Which lines in the records below contain the word "右轴为价格"? Copy each one out.

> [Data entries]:
◇ ◇ ◇ ◇
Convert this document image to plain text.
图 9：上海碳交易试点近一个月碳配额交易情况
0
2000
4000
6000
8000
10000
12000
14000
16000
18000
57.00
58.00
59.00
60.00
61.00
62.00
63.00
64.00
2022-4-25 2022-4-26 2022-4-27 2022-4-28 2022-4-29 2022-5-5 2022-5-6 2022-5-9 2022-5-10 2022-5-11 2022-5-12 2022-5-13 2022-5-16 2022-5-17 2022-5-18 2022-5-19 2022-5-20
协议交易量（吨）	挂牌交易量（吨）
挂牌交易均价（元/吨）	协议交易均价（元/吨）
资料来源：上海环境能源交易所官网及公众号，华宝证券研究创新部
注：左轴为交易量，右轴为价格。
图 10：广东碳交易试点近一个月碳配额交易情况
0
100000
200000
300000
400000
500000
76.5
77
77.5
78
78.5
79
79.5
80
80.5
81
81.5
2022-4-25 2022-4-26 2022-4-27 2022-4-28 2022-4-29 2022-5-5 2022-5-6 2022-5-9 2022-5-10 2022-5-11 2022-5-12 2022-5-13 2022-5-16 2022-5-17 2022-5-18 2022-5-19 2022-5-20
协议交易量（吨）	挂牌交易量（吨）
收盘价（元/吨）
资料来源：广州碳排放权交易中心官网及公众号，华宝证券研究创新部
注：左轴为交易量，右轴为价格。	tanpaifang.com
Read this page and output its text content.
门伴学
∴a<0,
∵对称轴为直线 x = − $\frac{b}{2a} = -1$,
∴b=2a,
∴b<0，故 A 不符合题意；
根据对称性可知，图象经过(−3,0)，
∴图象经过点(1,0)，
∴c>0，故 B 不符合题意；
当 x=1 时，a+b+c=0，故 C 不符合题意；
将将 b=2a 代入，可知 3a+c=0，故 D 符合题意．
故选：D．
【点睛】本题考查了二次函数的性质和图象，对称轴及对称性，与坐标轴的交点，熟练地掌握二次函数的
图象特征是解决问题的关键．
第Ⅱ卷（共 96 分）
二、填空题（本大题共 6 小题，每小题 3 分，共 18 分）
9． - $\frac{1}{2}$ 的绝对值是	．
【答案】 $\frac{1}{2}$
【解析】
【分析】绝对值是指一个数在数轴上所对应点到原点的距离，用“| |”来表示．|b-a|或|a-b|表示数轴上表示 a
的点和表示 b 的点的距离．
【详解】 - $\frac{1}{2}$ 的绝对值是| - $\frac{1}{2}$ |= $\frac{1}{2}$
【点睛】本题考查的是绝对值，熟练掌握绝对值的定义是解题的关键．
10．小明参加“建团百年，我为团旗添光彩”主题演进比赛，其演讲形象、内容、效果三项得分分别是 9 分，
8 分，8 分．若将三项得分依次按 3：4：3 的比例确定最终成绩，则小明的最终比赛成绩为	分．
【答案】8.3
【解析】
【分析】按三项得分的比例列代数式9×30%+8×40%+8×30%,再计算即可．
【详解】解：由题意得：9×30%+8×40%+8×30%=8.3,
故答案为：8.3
◇ ◇ ◇ ◇
> [Result of this task]:
注：左轴为交易量，右轴为价格。
注：左轴为交易量，右轴为价格。	tanpaifang.com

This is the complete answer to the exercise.